PASSAGE DU TEXTE>
++++
Publie le samedi 13 mars 2004 par Open-Publishing


De Cédric Gouverneur (Monde diplomatique)

Lire :
Un quart de siècle d’ETA


Au Pays basque espagnol, la lutte contre ETA dérape. A la mi-mars 2003,
la justice espagnole a interdit Batasuna, l’aile politique du groupe armé,
sous l’accusation de collusion avec celui-ci. Un mois auparavant, pour
le même motif, elle avait fermé « Egunkaria », seul
quotidien intégralement en langue basque. A la terreur que fait régner
ETA s’ajoute une répression liberticide, éloignant toute
perspective de dialogue. Dans la droite ligne du combat que le premier ministre
espagnol José Maria Aznar prétend mener contre le terrorisme.

« La première priorité d’une démocratie est
de protéger la vie humaine », estime M. Ramon Mugica. Cet avocat
de Bilbao était deuxième sur la liste du Parti populaire (PP,
droite) aux élections municipales de 1995. Ce qui lui a valu de figurer
sur une autre liste : celle des cibles d’ETA (1). « Dans une démocratie,
renchérit M. Hector Portero, jeune conseiller municipal PP de Bilbao
menacé de mort, les partis politiques doivent respecter les règles
du système démocratique. Ce qui est loin d’être le
cas de Batasuna. »

Le 17 mars 2003, le Tribunal suprême espagnol a déclaré hors
la loi la coalition indépendantiste, en se fondant sur une loi de juin
2002 interdisant tout parti qui refuse de « condamner le terrorisme ».
Une mesure d’exception : Londres n’a jamais interdit le Sinn Fein,
bras politique de l’Armée républicaine irlandaise (IRA),
et la Cour constitutionnelle de Karlsruhe a renoncé à proscrire
le parti néonazi NPD. Seule la Turquie a décrété l’interdiction
du Refah (islamiste) et du Hadep (kurde).
++++
VOS CONSIGNES> Recopiez fidèlement le passage de l'article sur ETA qui s'ouvre sur les mots « Au Pays basque » et se termine par « contre le terrorisme. ».

EXTRAIT DE DONNÉES>
++++
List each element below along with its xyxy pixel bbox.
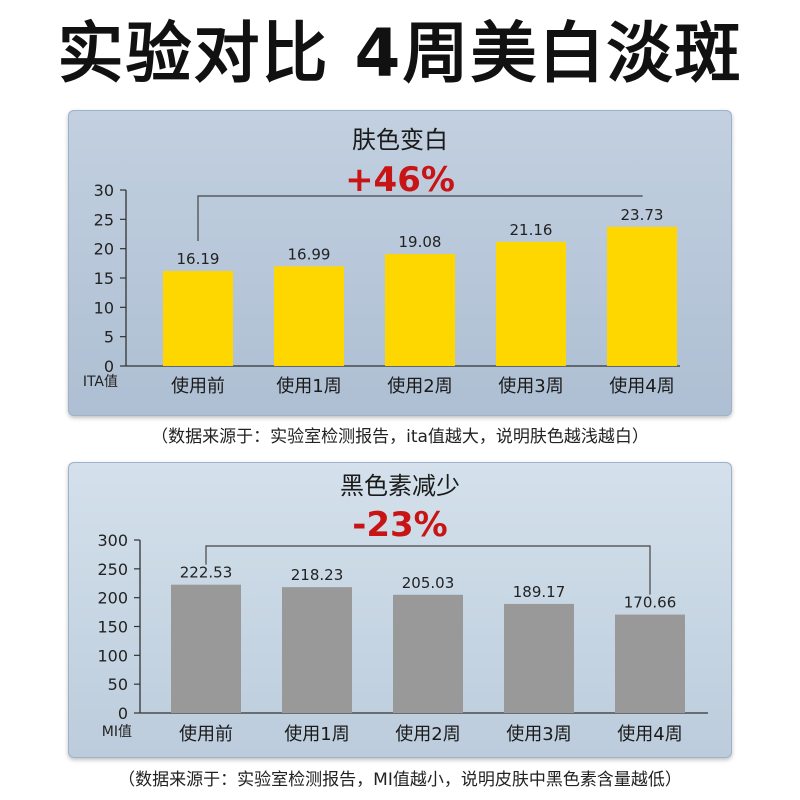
++++
RÉSULTAT>
Au Pays basque espagnol, la lutte contre ETA dérape. A la mi-mars 2003,
la justice espagnole a interdit Batasuna, l’aile politique du groupe armé,
sous l’accusation de collusion avec celui-ci. Un mois auparavant, pour
le même motif, elle avait fermé « Egunkaria », seul
quotidien intégralement en langue basque. A la terreur que fait régner
ETA s’ajoute une répression liberticide, éloignant toute
perspective de dialogue. Dans la droite ligne du combat que le premier ministre
espagnol José Maria Aznar prétend mener contre le terrorisme.